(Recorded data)

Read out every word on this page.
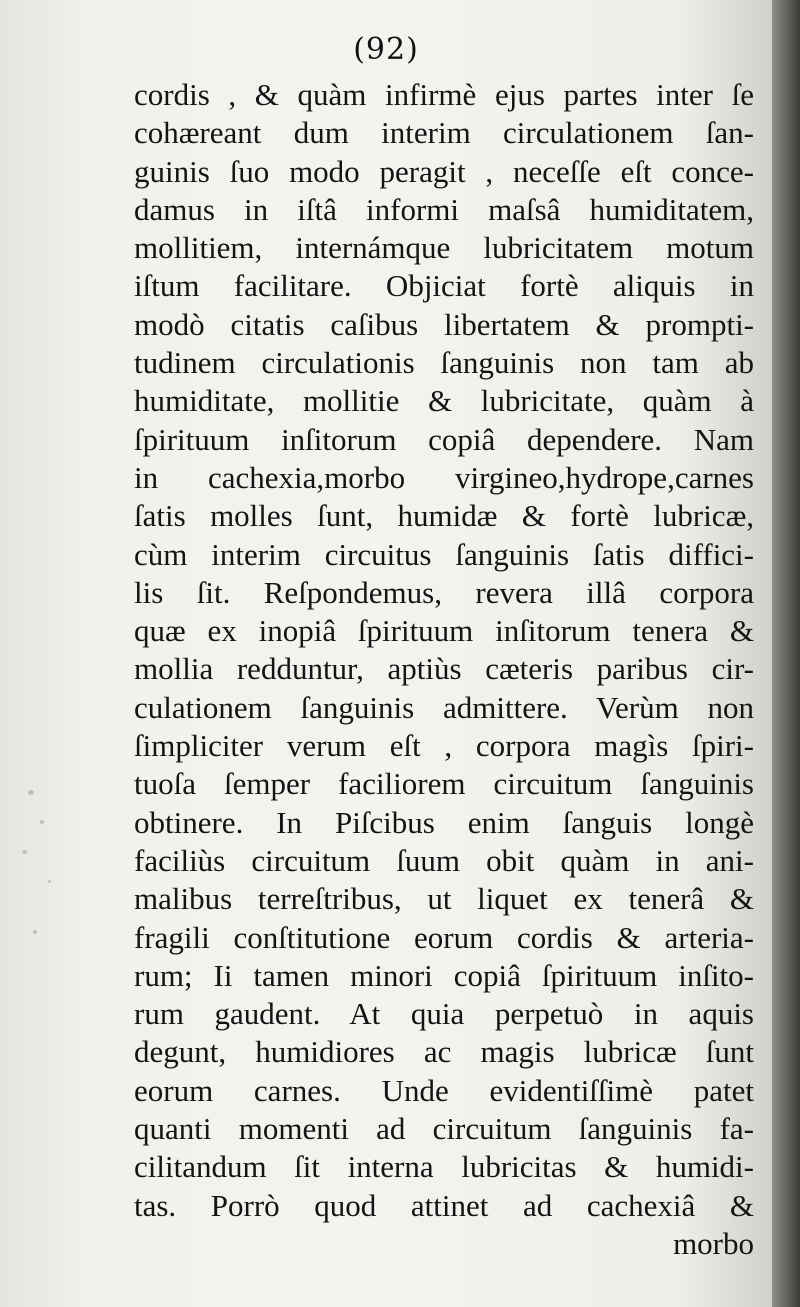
(92)
cordis , & quàm infirmè ejus partes inter ſe
cohæreant dum interim circulationem ſan-
guinis ſuo modo peragit , neceſſe eſt conce-
damus in iſtâ informi maſsâ humiditatem,
mollitiem, internámque lubricitatem motum
iſtum facilitare. Objiciat fortè aliquis in
modò citatis caſibus libertatem & prompti-
tudinem circulationis ſanguinis non tam ab
humiditate, mollitie & lubricitate, quàm à
ſpirituum inſitorum copiâ dependere. Nam
in cachexia,morbo virgineo,hydrope,carnes
ſatis molles ſunt, humidæ & fortè lubricæ,
cùm interim circuitus ſanguinis ſatis diffici-
lis ſit. Reſpondemus, revera illâ corpora
quæ ex inopiâ ſpirituum inſitorum tenera &
mollia redduntur, aptiùs cæteris paribus cir-
culationem ſanguinis admittere. Verùm non
ſimpliciter verum eſt , corpora magìs ſpiri-
tuoſa ſemper faciliorem circuitum ſanguinis
obtinere. In Piſcibus enim ſanguis longè
faciliùs circuitum ſuum obit quàm in ani-
malibus terreſtribus, ut liquet ex tenerâ &
fragili conſtitutione eorum cordis & arteria-
rum; Ii tamen minori copiâ ſpirituum inſito-
rum gaudent. At quia perpetuò in aquis
degunt, humidiores ac magis lubricæ ſunt
eorum carnes. Unde evidentiſſimè patet
quanti momenti ad circuitum ſanguinis fa-
cilitandum ſit interna lubricitas & humidi-
tas. Porrò quod attinet ad cachexiâ &
morbo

**GIVEN TASK:**
Across the records above, count the lines holding "ſatis" and reply with that number alone.

**WORKED ANSWER:**
2